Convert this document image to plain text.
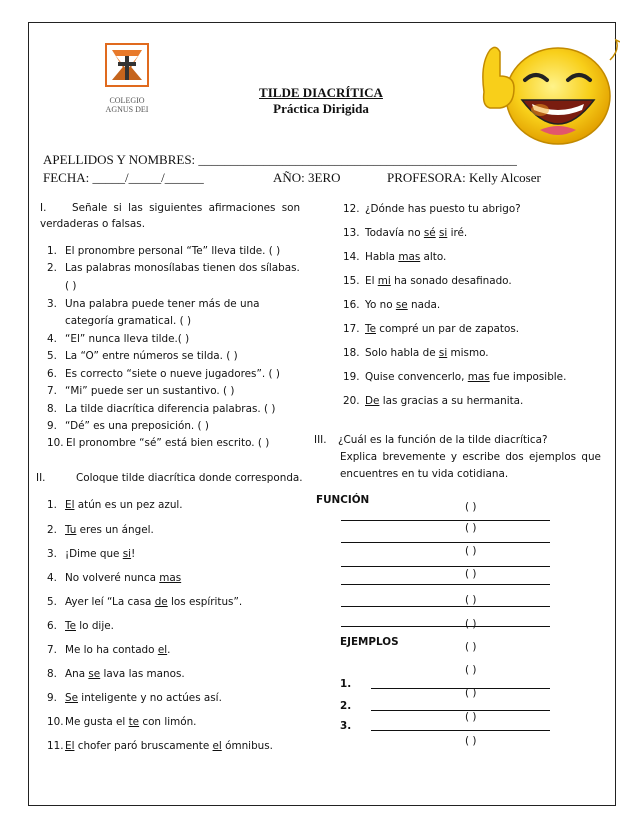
COLEGIO
AGNUS DEI
TILDE DIACRÍTICA
Práctica Dirigida
APELLIDOS Y NOMBRES: _________________________________________________
FECHA: _____/_____/______	AÑO: 3ERO	PROFESORA: Kelly Alcoser
I. Señale si las siguientes afirmaciones son
verdaderas o falsas.
1. El pronombre personal “Te” lleva tilde. ( )
2. Las palabras monosílabas tienen dos sílabas.
( )
3. Una palabra puede tener más de una
categoría gramatical. ( )
4. “El” nunca lleva tilde.( )
5. La “O” entre números se tilda. ( )
6. Es correcto “siete o nueve jugadores”. ( )
7. “Mi” puede ser un sustantivo. ( )
8. La tilde diacrítica diferencia palabras. ( )
9. “Dé” es una preposición. ( )
10. El pronombre “sé” está bien escrito. ( )
II.	Coloque tilde diacrítica donde corresponda.
1. El atún es un pez azul.
2. Tu eres un ángel.
3. ¡Dime que si!
4. No volveré nunca mas
5. Ayer leí “La casa de los espíritus”.
6. Te lo dije.
7. Me lo ha contado el.
8. Ana se lava las manos.
9. Se inteligente y no actúes así.
10.Me gusta el te con limón.
11.El chofer paró bruscamente el ómnibus.
12. ¿Dónde has puesto tu abrigo?
13. Todavía no sé si iré.
14. Habla mas alto.
15. El mi ha sonado desafinado.
16. Yo no se nada.
17. Te compré un par de zapatos.
18. Solo habla de si mismo.
19. Quise convencerlo, mas fue imposible.
20. De las gracias a su hermanita.
III. ¿Cuál es la función de la tilde diacrítica?
Explica brevemente y escribe dos ejemplos que
encuentres en tu vida cotidiana.
FUNCIÓN
EJEMPLOS
( )
( )
( )
( )
( )
( )
( )
( )
( )
( )
( )
1.
2.
3.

PROBLEM REQUIREMENTS
Repeat the full listing above exactly, with no pictures in the copy.

WORKED ANSWER
Convert this document image to plain text.
COLEGIO
AGNUS DEI
TILDE DIACRÍTICA
Práctica Dirigida
APELLIDOS Y NOMBRES: _________________________________________________
FECHA: _____/_____/______	AÑO: 3ERO	PROFESORA: Kelly Alcoser
I. Señale si las siguientes afirmaciones son
verdaderas o falsas.
1. El pronombre personal “Te” lleva tilde. ( )
2. Las palabras monosílabas tienen dos sílabas.
( )
3. Una palabra puede tener más de una
categoría gramatical. ( )
4. “El” nunca lleva tilde.( )
5. La “O” entre números se tilda. ( )
6. Es correcto “siete o nueve jugadores”. ( )
7. “Mi” puede ser un sustantivo. ( )
8. La tilde diacrítica diferencia palabras. ( )
9. “Dé” es una preposición. ( )
10. El pronombre “sé” está bien escrito. ( )
II.	Coloque tilde diacrítica donde corresponda.
1. El atún es un pez azul.
2. Tu eres un ángel.
3. ¡Dime que si!
4. No volveré nunca mas
5. Ayer leí “La casa de los espíritus”.
6. Te lo dije.
7. Me lo ha contado el.
8. Ana se lava las manos.
9. Se inteligente y no actúes así.
10.Me gusta el te con limón.
11.El chofer paró bruscamente el ómnibus.
12. ¿Dónde has puesto tu abrigo?
13. Todavía no sé si iré.
14. Habla mas alto.
15. El mi ha sonado desafinado.
16. Yo no se nada.
17. Te compré un par de zapatos.
18. Solo habla de si mismo.
19. Quise convencerlo, mas fue imposible.
20. De las gracias a su hermanita.
III. ¿Cuál es la función de la tilde diacrítica?
Explica brevemente y escribe dos ejemplos que
encuentres en tu vida cotidiana.
FUNCIÓN
EJEMPLOS
( )
( )
( )
( )
( )
( )
( )
( )
( )
( )
( )
1.
2.
3.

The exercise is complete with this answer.